» **Short task**
Pick up the forum thread on putting drywall over OSB where it stops, and write the next part of it.

» **Selected extract**
# drywall over OSB?



## skeeterh (Nov 20, 2010)

I'm remodeling our house and have the walls stripped to the studs.
I need to completely rewire the house but I have to do it in steps and the inspector tells me I can't close up the walls completely until the inspection has been done.
I thought about sheathing the inside of the walls with 7/16ths OSB horizontally and attaching the bottom sheet with just a couple screws to allow easy access for wiring and inspection and then drywall over that when I'm done but I've read that OSB expands and contracts quite a bit with temp and humidity changes. Would that expansion and contraction cause a problem with screws holding the drywall?
Another reason for using the osb is the old lath and plaster walls were over an inch thick so i have quite a gap at the ceiling to fill.


----------



## racebum (Mar 8, 2010)

not sure anyone has ever time tested this. 

quick thoughts though

if you install rock over osb in order to remove it easily you still won't be able to tape it which mean you can't really finish the wall anyway. there's really no hazard in leaving the walls open until you're done working. it also keeps it open so you aren't having to open walls twice.

» **Record extracts**
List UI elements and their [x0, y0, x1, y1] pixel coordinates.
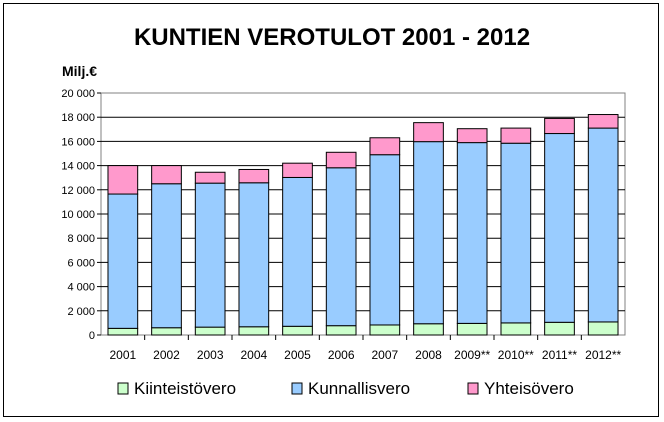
y-tick-label: 20 000: [61, 88, 95, 100]
bar-segment: [325, 167, 357, 327]
x-tick-label: 2009**: [454, 348, 490, 362]
bar-segment: [587, 127, 619, 323]
x-tick-label: 2006: [328, 348, 355, 362]
chart-title: KUNTIEN VEROTULOT 2001 - 2012: [134, 24, 530, 51]
y-tick-label: 8 000: [67, 233, 95, 245]
y-tick-label: 16 000: [61, 136, 95, 148]
bar-segment: [151, 165, 182, 185]
bar-segment: [369, 324, 401, 336]
legend: Kiinteistövero Kunnallisvero Yhteisövero: [117, 379, 574, 398]
bar-segment: [500, 127, 532, 144]
bar-segment: [325, 151, 357, 169]
x-tick-label: 2003: [197, 348, 224, 362]
bar-segment: [500, 322, 532, 336]
y-tick-label: 18 000: [61, 112, 95, 124]
y-tick-label: 10 000: [61, 209, 95, 221]
x-tick-label: 2007: [371, 348, 398, 362]
x-tick-label: 2002: [153, 348, 180, 362]
y-tick-label: 12 000: [61, 185, 95, 197]
y-tick-label: 2 000: [67, 306, 95, 318]
gridlines: [101, 116, 625, 312]
bar-segment: [369, 154, 401, 326]
bar-segment: [587, 321, 619, 336]
bar-segment: [456, 322, 488, 336]
bar-segment: [107, 165, 139, 195]
bar-segment: [544, 117, 575, 135]
x-tick-label: 2010**: [498, 348, 534, 362]
bar-segment: [500, 142, 532, 324]
x-tick-label: 2004: [240, 348, 267, 362]
legend-label: Yhteisövero: [484, 379, 574, 398]
bar-segment: [238, 168, 270, 184]
x-tick-label: 2001: [109, 348, 136, 362]
bar-segment: [194, 326, 226, 336]
bar-segment: [413, 141, 444, 325]
x-tick-label: 2011**: [542, 348, 577, 362]
bar-segment: [456, 128, 488, 144]
bar-segment: [151, 327, 182, 336]
bar-segment: [194, 182, 226, 328]
bar-segment: [587, 114, 619, 129]
bar-segment: [544, 321, 575, 336]
bar-segment: [107, 193, 139, 329]
x-tick-label: 2008: [415, 348, 442, 362]
bar-segment: [413, 122, 444, 143]
x-tick-label: 2005: [284, 348, 311, 362]
x-tick-label: 2012**: [585, 348, 621, 362]
y-tick-label: 4 000: [67, 282, 95, 294]
bar-segment: [544, 133, 575, 323]
y-tick-label: 14 000: [61, 161, 95, 173]
bar-segment: [238, 326, 270, 336]
bars: [107, 114, 619, 336]
legend-swatch: [467, 382, 479, 395]
legend-swatch: [117, 382, 129, 395]
y-axis-label: Milj.€: [62, 63, 97, 79]
legend-label: Kiinteistövero: [134, 379, 236, 398]
bar-segment: [107, 327, 139, 336]
bar-segment: [282, 162, 313, 178]
bar-segment: [282, 325, 313, 336]
legend-swatch: [291, 382, 303, 395]
y-tick-label: 6 000: [67, 257, 95, 269]
y-tick-label: 0: [89, 330, 95, 342]
bar-segment: [325, 325, 357, 336]
bar-segment: [238, 182, 270, 328]
bar-segment: [456, 142, 488, 324]
bar-segment: [194, 171, 226, 184]
legend-label: Kunnallisvero: [308, 379, 410, 398]
bar-segment: [369, 137, 401, 156]
bar-segment: [413, 323, 444, 336]
y-tick-labels: 0 2 000 4 000 6 000 8 000 10 000 12 000 14 000 1…: [61, 88, 101, 342]
bar-segment: [151, 183, 182, 329]
bar-segment: [282, 176, 313, 327]
x-tick-labels: 2001 2002 2003 2004 2005 2006 2007 2008 2009** 20…: [109, 335, 622, 362]
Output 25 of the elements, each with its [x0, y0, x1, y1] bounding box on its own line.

» **Result below**
as for the actual question. solid fir which is a 2x4 will also shift, tweak and move while it dries and settles. if you've ever been in a home built in the 80s you can see what 20-30yrs of settling do on some of the walls. there's usually at least one place you'll find a couple waves. trusses and load bearing walls often show some type of deflection. anyway, if you add osb to this equation i'm not really sure it would do anything besides increase the fire potential due to more burning material being behind the rock. osb does swell when wet but if we're talking about your walls the word "wet" shouldn't be used in the same sentence as your walls. it might and i mean might increase your chance for mud cracks when you finish only because the rock will be attached to a sheet which is stretched across multiple studs, as the studs shift it pulls the sheet. then again, this may resist deflection more since osb is structurally much stronger than sheetrock. i'm not sure if anyone has tried the theory to find out.


----------



## skeeterh (Nov 20, 2010)

I wasn't going to put the drywall on until I was ready to finish.
It's getting a bit cold up here and thought maybe the osb might aid a bit in keeping the warm in and cold out as well as giving some semblance of real walls while the work is going on in other parts of the house. Supposed to be in the low teens this next week.


----------



## oh'mike (Sep 18, 2009)

Are you insulated yet? I doubt that you will have any real trouble using OSB behind the drywall--

as long as you are insulated with a vapor barrier--

I have never actually tried that ,however if the wall has a proper vapor barrier ,I would free safe myself.


----------



## Axecutioner-B (May 18, 2010)

I don't think there is any harm in osb behind the sheetrock, i have a framer friend who says it is a fairly normal practice to sheet a pony wall with osb ( for added strength) before putting drywall on it. Just my .02


----------



## Gary in WA (Mar 11, 2009)

Welcome to the forum, skeeterh! My son lives in Spokane going to Eastern. I'm near Seattle. 

Osb on the inside.... and outside already? Or diagonal boards there?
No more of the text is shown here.